Work to do – Please write out the material below exactly as given.

Dataset items –

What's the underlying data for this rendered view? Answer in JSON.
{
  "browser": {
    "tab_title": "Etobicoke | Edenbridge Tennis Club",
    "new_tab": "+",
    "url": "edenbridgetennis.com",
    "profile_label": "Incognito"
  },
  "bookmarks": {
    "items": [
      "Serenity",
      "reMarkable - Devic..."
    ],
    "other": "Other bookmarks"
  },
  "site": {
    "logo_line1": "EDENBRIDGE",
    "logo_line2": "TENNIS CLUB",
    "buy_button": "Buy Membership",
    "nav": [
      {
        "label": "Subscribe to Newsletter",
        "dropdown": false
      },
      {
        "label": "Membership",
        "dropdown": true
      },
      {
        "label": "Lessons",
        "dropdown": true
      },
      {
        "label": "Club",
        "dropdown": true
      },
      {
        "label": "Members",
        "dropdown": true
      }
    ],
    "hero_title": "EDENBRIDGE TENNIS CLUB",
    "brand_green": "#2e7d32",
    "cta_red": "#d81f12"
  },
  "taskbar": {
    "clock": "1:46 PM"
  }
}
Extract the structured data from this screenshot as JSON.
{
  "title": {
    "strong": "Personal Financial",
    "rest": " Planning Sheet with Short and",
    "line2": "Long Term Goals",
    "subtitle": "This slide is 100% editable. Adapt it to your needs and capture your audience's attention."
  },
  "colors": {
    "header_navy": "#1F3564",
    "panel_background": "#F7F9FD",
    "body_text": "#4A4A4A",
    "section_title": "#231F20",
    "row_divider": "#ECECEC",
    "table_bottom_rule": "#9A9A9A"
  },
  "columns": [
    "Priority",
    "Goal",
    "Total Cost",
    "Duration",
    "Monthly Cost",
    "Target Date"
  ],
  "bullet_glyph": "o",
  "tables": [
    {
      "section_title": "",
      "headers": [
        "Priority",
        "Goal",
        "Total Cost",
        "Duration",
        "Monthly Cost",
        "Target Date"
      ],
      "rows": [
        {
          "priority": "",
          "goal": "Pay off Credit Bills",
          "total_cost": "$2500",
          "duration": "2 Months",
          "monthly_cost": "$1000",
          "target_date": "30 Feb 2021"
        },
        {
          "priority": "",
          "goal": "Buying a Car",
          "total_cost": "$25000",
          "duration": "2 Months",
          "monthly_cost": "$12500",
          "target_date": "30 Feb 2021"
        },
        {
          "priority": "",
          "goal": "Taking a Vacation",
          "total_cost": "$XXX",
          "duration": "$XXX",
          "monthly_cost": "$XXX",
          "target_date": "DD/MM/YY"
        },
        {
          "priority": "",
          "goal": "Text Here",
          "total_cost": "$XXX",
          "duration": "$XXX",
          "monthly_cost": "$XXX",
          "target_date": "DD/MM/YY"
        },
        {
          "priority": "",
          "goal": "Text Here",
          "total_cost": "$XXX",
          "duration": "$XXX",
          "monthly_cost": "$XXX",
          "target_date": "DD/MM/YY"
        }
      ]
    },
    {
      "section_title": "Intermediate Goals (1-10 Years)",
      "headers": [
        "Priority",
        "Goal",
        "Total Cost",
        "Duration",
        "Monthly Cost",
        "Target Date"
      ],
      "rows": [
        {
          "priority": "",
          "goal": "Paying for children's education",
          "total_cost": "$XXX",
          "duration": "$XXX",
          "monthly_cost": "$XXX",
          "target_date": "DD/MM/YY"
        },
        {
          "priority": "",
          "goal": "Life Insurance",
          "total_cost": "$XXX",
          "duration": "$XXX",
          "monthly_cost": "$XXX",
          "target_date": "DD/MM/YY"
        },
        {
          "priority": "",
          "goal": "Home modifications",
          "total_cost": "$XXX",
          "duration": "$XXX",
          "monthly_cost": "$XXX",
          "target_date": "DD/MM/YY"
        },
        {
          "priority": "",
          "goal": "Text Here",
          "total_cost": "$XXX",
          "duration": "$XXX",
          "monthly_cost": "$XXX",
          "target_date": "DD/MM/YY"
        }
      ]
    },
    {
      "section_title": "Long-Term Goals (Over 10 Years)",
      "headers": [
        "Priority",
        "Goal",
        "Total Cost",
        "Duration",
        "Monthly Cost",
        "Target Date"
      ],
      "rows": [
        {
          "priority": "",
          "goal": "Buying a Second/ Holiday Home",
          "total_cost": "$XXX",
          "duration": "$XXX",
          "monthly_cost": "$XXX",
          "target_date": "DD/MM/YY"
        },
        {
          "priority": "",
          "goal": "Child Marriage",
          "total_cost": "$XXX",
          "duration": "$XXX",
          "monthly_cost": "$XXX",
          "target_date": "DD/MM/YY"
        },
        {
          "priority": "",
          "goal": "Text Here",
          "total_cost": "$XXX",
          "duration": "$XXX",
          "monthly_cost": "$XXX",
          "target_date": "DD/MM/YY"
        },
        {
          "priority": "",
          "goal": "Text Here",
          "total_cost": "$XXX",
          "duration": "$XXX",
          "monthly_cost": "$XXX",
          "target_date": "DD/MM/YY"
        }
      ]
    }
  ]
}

Answer to the exercise –
What's the underlying data for this rendered view? Answer in JSON.
{
  "browser": {
    "tab_title": "Etobicoke | Edenbridge Tennis Club",
    "new_tab": "+",
    "url": "edenbridgetennis.com",
    "profile_label": "Incognito"
  },
  "bookmarks": {
    "items": [
      "Serenity",
      "reMarkable - Devic..."
    ],
    "other": "Other bookmarks"
  },
  "site": {
    "logo_line1": "EDENBRIDGE",
    "logo_line2": "TENNIS CLUB",
    "buy_button": "Buy Membership",
    "nav": [
      {
        "label": "Subscribe to Newsletter",
        "dropdown": false
      },
      {
        "label": "Membership",
        "dropdown": true
      },
      {
        "label": "Lessons",
        "dropdown": true
      },
      {
        "label": "Club",
        "dropdown": true
      },
      {
        "label": "Members",
        "dropdown": true
      }
    ],
    "hero_title": "EDENBRIDGE TENNIS CLUB",
    "brand_green": "#2e7d32",
    "cta_red": "#d81f12"
  },
  "taskbar": {
    "clock": "1:46 PM"
  }
}
Extract the structured data from this screenshot as JSON.
{
  "title": {
    "strong": "Personal Financial",
    "rest": " Planning Sheet with Short and",
    "line2": "Long Term Goals",
    "subtitle": "This slide is 100% editable. Adapt it to your needs and capture your audience's attention."
  },
  "colors": {
    "header_navy": "#1F3564",
    "panel_background": "#F7F9FD",
    "body_text": "#4A4A4A",
    "section_title": "#231F20",
    "row_divider": "#ECECEC",
    "table_bottom_rule": "#9A9A9A"
  },
  "columns": [
    "Priority",
    "Goal",
    "Total Cost",
    "Duration",
    "Monthly Cost",
    "Target Date"
  ],
  "bullet_glyph": "o",
  "tables": [
    {
      "section_title": "",
      "headers": [
        "Priority",
        "Goal",
        "Total Cost",
        "Duration",
        "Monthly Cost",
        "Target Date"
      ],
      "rows": [
        {
          "priority": "",
          "goal": "Pay off Credit Bills",
          "total_cost": "$2500",
          "duration": "2 Months",
          "monthly_cost": "$1000",
          "target_date": "30 Feb 2021"
        },
        {
          "priority": "",
          "goal": "Buying a Car",
          "total_cost": "$25000",
          "duration": "2 Months",
          "monthly_cost": "$12500",
          "target_date": "30 Feb 2021"
        },
        {
          "priority": "",
          "goal": "Taking a Vacation",
          "total_cost": "$XXX",
          "duration": "$XXX",
          "monthly_cost": "$XXX",
          "target_date": "DD/MM/YY"
        },
        {
          "priority": "",
          "goal": "Text Here",
          "total_cost": "$XXX",
          "duration": "$XXX",
          "monthly_cost": "$XXX",
          "target_date": "DD/MM/YY"
        },
        {
          "priority": "",
          "goal": "Text Here",
          "total_cost": "$XXX",
          "duration": "$XXX",
          "monthly_cost": "$XXX",
          "target_date": "DD/MM/YY"
        }
      ]
    },
    {
      "section_title": "Intermediate Goals (1-10 Years)",
      "headers": [
        "Priority",
        "Goal",
        "Total Cost",
        "Duration",
        "Monthly Cost",
        "Target Date"
      ],
      "rows": [
        {
          "priority": "",
          "goal": "Paying for children's education",
          "total_cost": "$XXX",
          "duration": "$XXX",
          "monthly_cost": "$XXX",
          "target_date": "DD/MM/YY"
        },
        {
          "priority": "",
          "goal": "Life Insurance",
          "total_cost": "$XXX",
          "duration": "$XXX",
          "monthly_cost": "$XXX",
          "target_date": "DD/MM/YY"
        },
        {
          "priority": "",
          "goal": "Home modifications",
          "total_cost": "$XXX",
          "duration": "$XXX",
          "monthly_cost": "$XXX",
          "target_date": "DD/MM/YY"
        },
        {
          "priority": "",
          "goal": "Text Here",
          "total_cost": "$XXX",
          "duration": "$XXX",
          "monthly_cost": "$XXX",
          "target_date": "DD/MM/YY"
        }
      ]
    },
    {
      "section_title": "Long-Term Goals (Over 10 Years)",
      "headers": [
        "Priority",
        "Goal",
        "Total Cost",
        "Duration",
        "Monthly Cost",
        "Target Date"
      ],
      "rows": [
        {
          "priority": "",
          "goal": "Buying a Second/ Holiday Home",
          "total_cost": "$XXX",
          "duration": "$XXX",
          "monthly_cost": "$XXX",
          "target_date": "DD/MM/YY"
        },
        {
          "priority": "",
          "goal": "Child Marriage",
          "total_cost": "$XXX",
          "duration": "$XXX",
          "monthly_cost": "$XXX",
          "target_date": "DD/MM/YY"
        },
        {
          "priority": "",
          "goal": "Text Here",
          "total_cost": "$XXX",
          "duration": "$XXX",
          "monthly_cost": "$XXX",
          "target_date": "DD/MM/YY"
        },
        {
          "priority": "",
          "goal": "Text Here",
          "total_cost": "$XXX",
          "duration": "$XXX",
          "monthly_cost": "$XXX",
          "target_date": "DD/MM/YY"
        }
      ]
    }
  ]
}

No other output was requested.